» REQUIREMENT
Transcribe the records that follow. Keep every word exactly, and drop the pictures.

[Records from a data collection]
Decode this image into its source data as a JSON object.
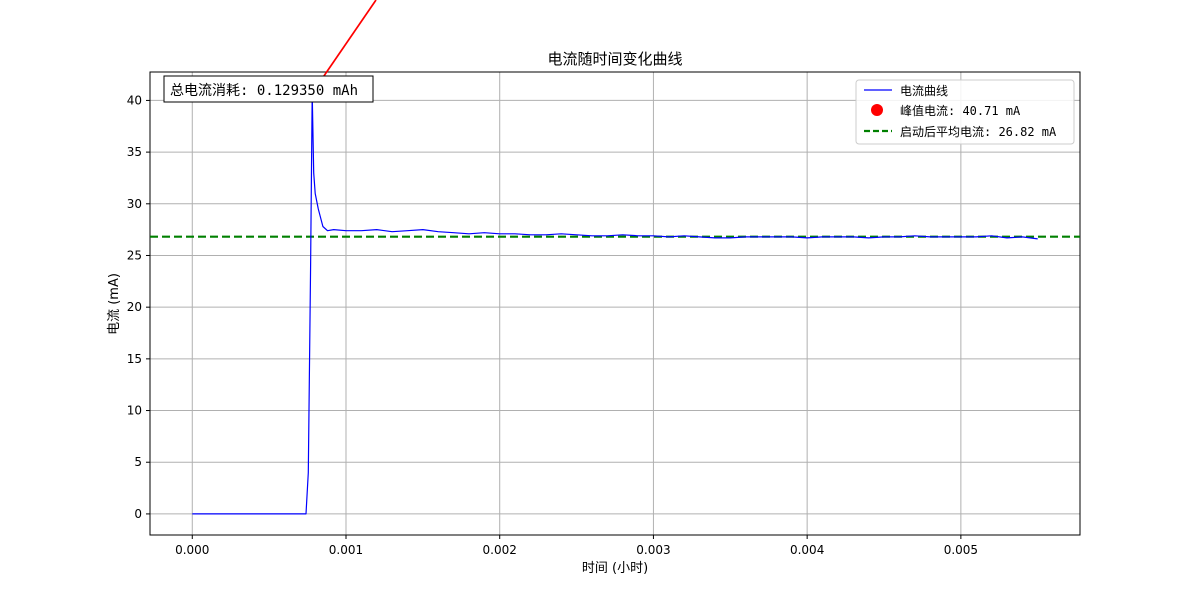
{
  "chart_data": {
    "type": "line",
    "title": "电流随时间变化曲线",
    "xlabel": "时间 (小时)",
    "ylabel": "电流 (mA)",
    "xlim": [
      -0.000275,
      0.005775
    ],
    "ylim": [
      -2.04,
      42.75
    ],
    "x_ticks": [
      0.0,
      0.001,
      0.002,
      0.003,
      0.004,
      0.005
    ],
    "x_tick_labels": [
      "0.000",
      "0.001",
      "0.002",
      "0.003",
      "0.004",
      "0.005"
    ],
    "y_ticks": [
      0,
      5,
      10,
      15,
      20,
      25,
      30,
      35,
      40
    ],
    "y_tick_labels": [
      "0",
      "5",
      "10",
      "15",
      "20",
      "25",
      "30",
      "35",
      "40"
    ],
    "grid": true,
    "legend_position": "top-right",
    "series": [
      {
        "name": "电流曲线",
        "kind": "line",
        "color": "#0000ff",
        "x": [
          0.0,
          0.0005,
          0.00074,
          0.000755,
          0.00077,
          0.00078,
          0.00079,
          0.0008,
          0.00082,
          0.00085,
          0.00088,
          0.00092,
          0.001,
          0.0011,
          0.0012,
          0.0013,
          0.0014,
          0.0015,
          0.0016,
          0.0017,
          0.0018,
          0.0019,
          0.002,
          0.0021,
          0.0022,
          0.0023,
          0.0024,
          0.0025,
          0.0026,
          0.0027,
          0.0028,
          0.0029,
          0.003,
          0.0031,
          0.0032,
          0.0033,
          0.0034,
          0.0035,
          0.0036,
          0.0037,
          0.0038,
          0.0039,
          0.004,
          0.0041,
          0.0042,
          0.0043,
          0.0044,
          0.0045,
          0.0046,
          0.0047,
          0.0048,
          0.0049,
          0.005,
          0.0051,
          0.0052,
          0.0053,
          0.0054,
          0.0055
        ],
        "y": [
          0.0,
          0.0,
          0.0,
          4.0,
          24.0,
          40.71,
          33.0,
          31.0,
          29.5,
          27.8,
          27.4,
          27.5,
          27.4,
          27.4,
          27.5,
          27.3,
          27.4,
          27.5,
          27.3,
          27.2,
          27.1,
          27.2,
          27.1,
          27.1,
          27.0,
          27.0,
          27.1,
          27.0,
          26.9,
          26.9,
          27.0,
          26.9,
          26.9,
          26.8,
          26.9,
          26.8,
          26.7,
          26.7,
          26.8,
          26.8,
          26.8,
          26.8,
          26.7,
          26.8,
          26.8,
          26.8,
          26.7,
          26.8,
          26.8,
          26.9,
          26.8,
          26.8,
          26.8,
          26.8,
          26.9,
          26.7,
          26.8,
          26.6
        ]
      },
      {
        "name": "峰值电流: 40.71 mA",
        "kind": "scatter",
        "color": "#ff0000",
        "x": [
          0.00078
        ],
        "y": [
          40.71
        ]
      },
      {
        "name": "启动后平均电流: 26.82 mA",
        "kind": "hline",
        "color": "#008000",
        "y": 26.82
      }
    ],
    "annotation": {
      "text": "总电流消耗: 0.129350 mAh",
      "arrow_target": {
        "x": 0.00078,
        "y": 40.71
      },
      "arrow_color": "#ff0000"
    }
  }
}
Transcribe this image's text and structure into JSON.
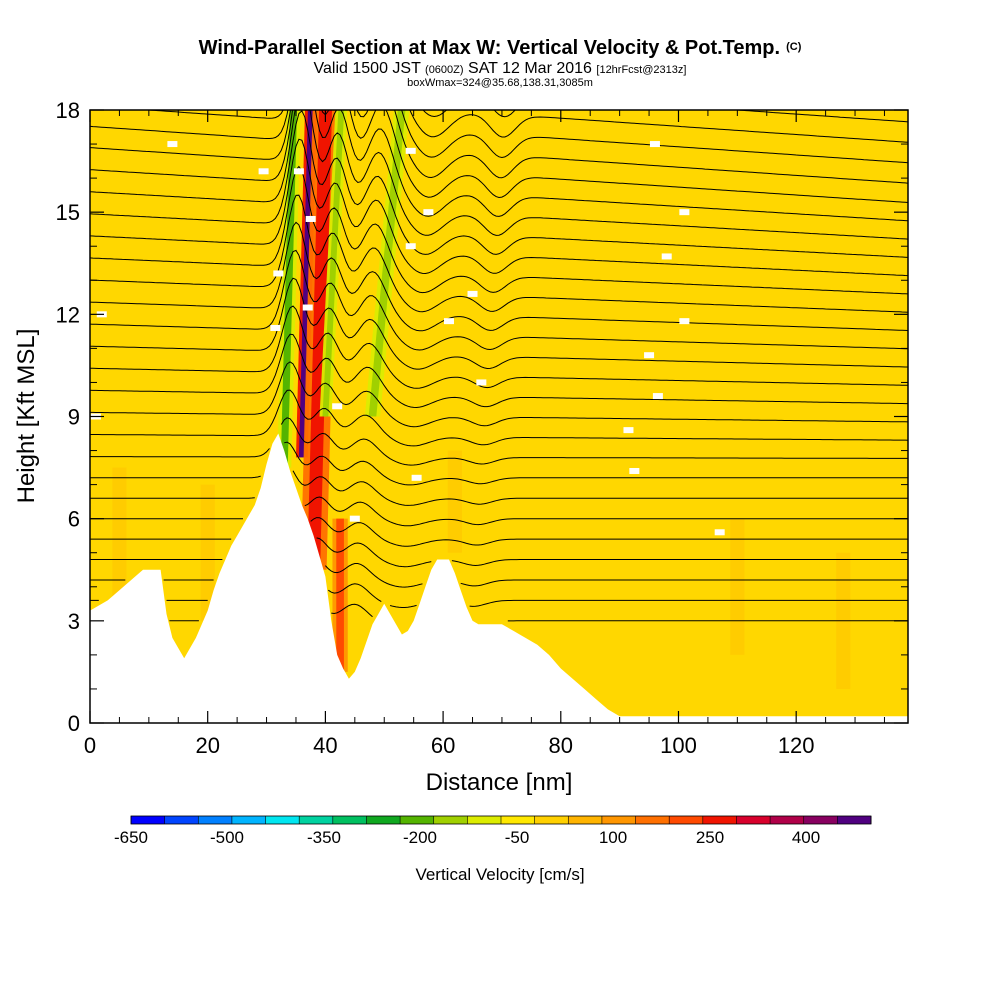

» ANSWER TO THIS EXERCISE
Decode this image into its source data as a JSON object.
{
  "chart_data": {
    "type": "line",
    "title": "电流随时间变化曲线",
    "xlabel": "时间 (小时)",
    "ylabel": "电流 (mA)",
    "xlim": [
      -0.000275,
      0.005775
    ],
    "ylim": [
      -2.04,
      42.75
    ],
    "x_ticks": [
      0.0,
      0.001,
      0.002,
      0.003,
      0.004,
      0.005
    ],
    "x_tick_labels": [
      "0.000",
      "0.001",
      "0.002",
      "0.003",
      "0.004",
      "0.005"
    ],
    "y_ticks": [
      0,
      5,
      10,
      15,
      20,
      25,
      30,
      35,
      40
    ],
    "y_tick_labels": [
      "0",
      "5",
      "10",
      "15",
      "20",
      "25",
      "30",
      "35",
      "40"
    ],
    "grid": true,
    "legend_position": "top-right",
    "series": [
      {
        "name": "电流曲线",
        "kind": "line",
        "color": "#0000ff",
        "x": [
          0.0,
          0.0005,
          0.00074,
          0.000755,
          0.00077,
          0.00078,
          0.00079,
          0.0008,
          0.00082,
          0.00085,
          0.00088,
          0.00092,
          0.001,
          0.0011,
          0.0012,
          0.0013,
          0.0014,
          0.0015,
          0.0016,
          0.0017,
          0.0018,
          0.0019,
          0.002,
          0.0021,
          0.0022,
          0.0023,
          0.0024,
          0.0025,
          0.0026,
          0.0027,
          0.0028,
          0.0029,
          0.003,
          0.0031,
          0.0032,
          0.0033,
          0.0034,
          0.0035,
          0.0036,
          0.0037,
          0.0038,
          0.0039,
          0.004,
          0.0041,
          0.0042,
          0.0043,
          0.0044,
          0.0045,
          0.0046,
          0.0047,
          0.0048,
          0.0049,
          0.005,
          0.0051,
          0.0052,
          0.0053,
          0.0054,
          0.0055
        ],
        "y": [
          0.0,
          0.0,
          0.0,
          4.0,
          24.0,
          40.71,
          33.0,
          31.0,
          29.5,
          27.8,
          27.4,
          27.5,
          27.4,
          27.4,
          27.5,
          27.3,
          27.4,
          27.5,
          27.3,
          27.2,
          27.1,
          27.2,
          27.1,
          27.1,
          27.0,
          27.0,
          27.1,
          27.0,
          26.9,
          26.9,
          27.0,
          26.9,
          26.9,
          26.8,
          26.9,
          26.8,
          26.7,
          26.7,
          26.8,
          26.8,
          26.8,
          26.8,
          26.7,
          26.8,
          26.8,
          26.8,
          26.7,
          26.8,
          26.8,
          26.9,
          26.8,
          26.8,
          26.8,
          26.8,
          26.9,
          26.7,
          26.8,
          26.6
        ]
      },
      {
        "name": "峰值电流: 40.71 mA",
        "kind": "scatter",
        "color": "#ff0000",
        "x": [
          0.00078
        ],
        "y": [
          40.71
        ]
      },
      {
        "name": "启动后平均电流: 26.82 mA",
        "kind": "hline",
        "color": "#008000",
        "y": 26.82
      }
    ],
    "annotation": {
      "text": "总电流消耗: 0.129350 mAh",
      "arrow_target": {
        "x": 0.00078,
        "y": 40.71
      },
      "arrow_color": "#ff0000"
    }
  }
}
Transcribe this image's text and structure into JSON.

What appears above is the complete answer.